What follows is a set of records; restate each one word for word and drop the pictures.

########################################

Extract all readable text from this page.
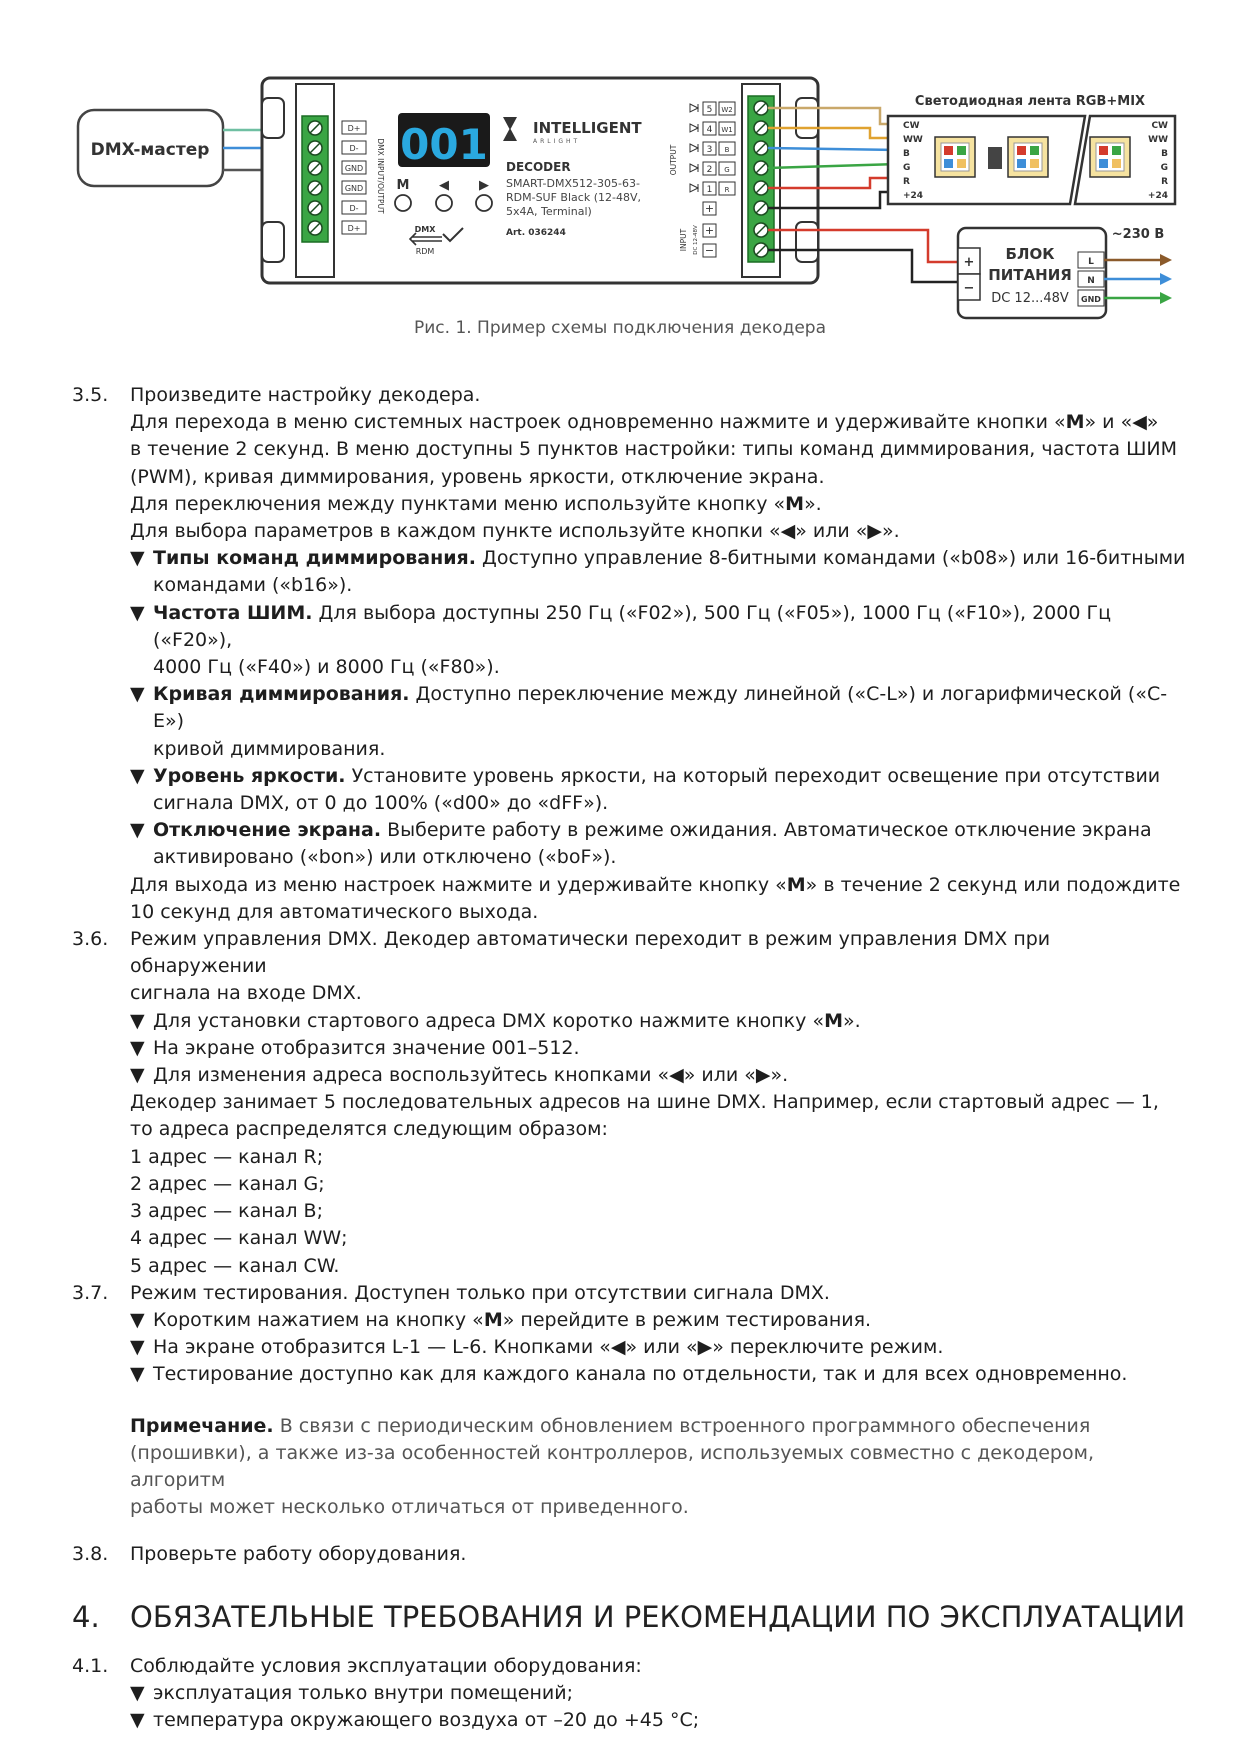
DMX-мастер
D+
D-
GND
GND
D-
D+
DMX INPUT/OUTPUT 001
M ◀ ▶
DMX
RDM
INTELLIGENT
ARLIGHT
DECODER
SMART-DMX512-305-63-
RDM-SUF Black (12-48V,
5x4A, Terminal)
Art. 036244
OUTPUT
INPUT DC 12-48V
5 W2
4 W1
3 B
2 G
1 R
+
+
−
Светодиодная лента RGB+MIX
CW
WW
B
G
R
+24
CW
WW
B
G
R
+24
~230 В
+
−
БЛОК
ПИТАНИЯ
DC 12...48V
L
N
GND
Рис. 1. Пример схемы подключения декодера
3.5.	Произведите настройку декодера.

Для перехода в меню системных настроек одновременно нажмите и удерживайте кнопки «M» и «◀»

в течение 2 секунд. В меню доступны 5 пунктов настройки: типы команд диммирования, частота ШИМ

(PWM), кривая диммирования, уровень яркости, отключение экрана.

Для переключения между пунктами меню используйте кнопку «M».

Для выбора параметров в каждом пункте используйте кнопки «◀» или «▶».

▼ Типы команд диммирования. Доступно управление 8-битными командами («b08») или 16-битными
командами («b16»).
▼ Частота ШИМ. Для выбора доступны 250 Гц («F02»), 500 Гц («F05»), 1000 Гц («F10»), 2000 Гц («F20»),
4000 Гц («F40») и 8000 Гц («F80»).
▼ Кривая диммирования. Доступно переключение между линейной («C-L») и логарифмической («C-E»)
кривой диммирования.
▼ Уровень яркости. Установите уровень яркости, на который переходит освещение при отсутствии
сигнала DMX, от 0 до 100% («d00» до «dFF»).
▼ Отключение экрана. Выберите работу в режиме ожидания. Автоматическое отключение экрана
активировано («bon») или отключено («boF»).

Для выхода из меню настроек нажмите и удерживайте кнопку «M» в течение 2 секунд или подождите

10 секунд для автоматического выхода.

3.6.	Режим управления DMX. Декодер автоматически переходит в режим управления DMX при обнаружении

сигнала на входе DMX.

▼ Для установки стартового адреса DMX коротко нажмите кнопку «M».
▼ На экране отобразится значение 001–512.
▼ Для изменения адреса воспользуйтесь кнопками «◀» или «▶».

Декодер занимает 5 последовательных адресов на шине DMX. Например, если стартовый адрес — 1,

то адреса распределятся следующим образом:

1 адрес — канал R;

2 адрес — канал G;

3 адрес — канал B;

4 адрес — канал WW;

5 адрес — канал CW.

3.7.	Режим тестирования. Доступен только при отсутствии сигнала DMX.

▼ Коротким нажатием на кнопку «M» перейдите в режим тестирования.
▼ На экране отобразится L-1 — L-6. Кнопками «◀» или «▶» переключите режим.
▼ Тестирование доступно как для каждого канала по отдельности, так и для всех одновременно.
Примечание. В связи с периодическим обновлением встроенного программного обеспечения
(прошивки), а также из-за особенностей контроллеров, используемых совместно с декодером, алгоритм
работы может несколько отличаться от приведенного.
3.8.	Проверьте работу оборудования.

4.	ОБЯЗАТЕЛЬНЫЕ ТРЕБОВАНИЯ И РЕКОМЕНДАЦИИ ПО ЭКСПЛУАТАЦИИ
4.1.	Соблюдайте условия эксплуатации оборудования:

▼ эксплуатация только внутри помещений;
▼ температура окружающего воздуха от –20 до +45 °С;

########################################

• Right answer
Extract all readable text from this page.
DMX-мастер
D+
D-
GND
GND
D-
D+
DMX INPUT/OUTPUT 001
M ◀ ▶
DMX
RDM
INTELLIGENT
ARLIGHT
DECODER
SMART-DMX512-305-63-
RDM-SUF Black (12-48V,
5x4A, Terminal)
Art. 036244
OUTPUT
INPUT DC 12-48V
5 W2
4 W1
3 B
2 G
1 R
+
+
−
Светодиодная лента RGB+MIX
CW
WW
B
G
R
+24
CW
WW
B
G
R
+24
~230 В
+
−
БЛОК
ПИТАНИЯ
DC 12...48V
L
N
GND
Рис. 1. Пример схемы подключения декодера
3.5.	Произведите настройку декодера.

Для перехода в меню системных настроек одновременно нажмите и удерживайте кнопки «M» и «◀»

в течение 2 секунд. В меню доступны 5 пунктов настройки: типы команд диммирования, частота ШИМ

(PWM), кривая диммирования, уровень яркости, отключение экрана.

Для переключения между пунктами меню используйте кнопку «M».

Для выбора параметров в каждом пункте используйте кнопки «◀» или «▶».

▼ Типы команд диммирования. Доступно управление 8-битными командами («b08») или 16-битными
командами («b16»).
▼ Частота ШИМ. Для выбора доступны 250 Гц («F02»), 500 Гц («F05»), 1000 Гц («F10»), 2000 Гц («F20»),
4000 Гц («F40») и 8000 Гц («F80»).
▼ Кривая диммирования. Доступно переключение между линейной («C-L») и логарифмической («C-E»)
кривой диммирования.
▼ Уровень яркости. Установите уровень яркости, на который переходит освещение при отсутствии
сигнала DMX, от 0 до 100% («d00» до «dFF»).
▼ Отключение экрана. Выберите работу в режиме ожидания. Автоматическое отключение экрана
активировано («bon») или отключено («boF»).

Для выхода из меню настроек нажмите и удерживайте кнопку «M» в течение 2 секунд или подождите

10 секунд для автоматического выхода.

3.6.	Режим управления DMX. Декодер автоматически переходит в режим управления DMX при обнаружении

сигнала на входе DMX.

▼ Для установки стартового адреса DMX коротко нажмите кнопку «M».
▼ На экране отобразится значение 001–512.
▼ Для изменения адреса воспользуйтесь кнопками «◀» или «▶».

Декодер занимает 5 последовательных адресов на шине DMX. Например, если стартовый адрес — 1,

то адреса распределятся следующим образом:

1 адрес — канал R;

2 адрес — канал G;

3 адрес — канал B;

4 адрес — канал WW;

5 адрес — канал CW.

3.7.	Режим тестирования. Доступен только при отсутствии сигнала DMX.

▼ Коротким нажатием на кнопку «M» перейдите в режим тестирования.
▼ На экране отобразится L-1 — L-6. Кнопками «◀» или «▶» переключите режим.
▼ Тестирование доступно как для каждого канала по отдельности, так и для всех одновременно.
Примечание. В связи с периодическим обновлением встроенного программного обеспечения
(прошивки), а также из-за особенностей контроллеров, используемых совместно с декодером, алгоритм
работы может несколько отличаться от приведенного.
3.8.	Проверьте работу оборудования.

4.	ОБЯЗАТЕЛЬНЫЕ ТРЕБОВАНИЯ И РЕКОМЕНДАЦИИ ПО ЭКСПЛУАТАЦИИ
4.1.	Соблюдайте условия эксплуатации оборудования:

▼ эксплуатация только внутри помещений;
▼ температура окружающего воздуха от –20 до +45 °С;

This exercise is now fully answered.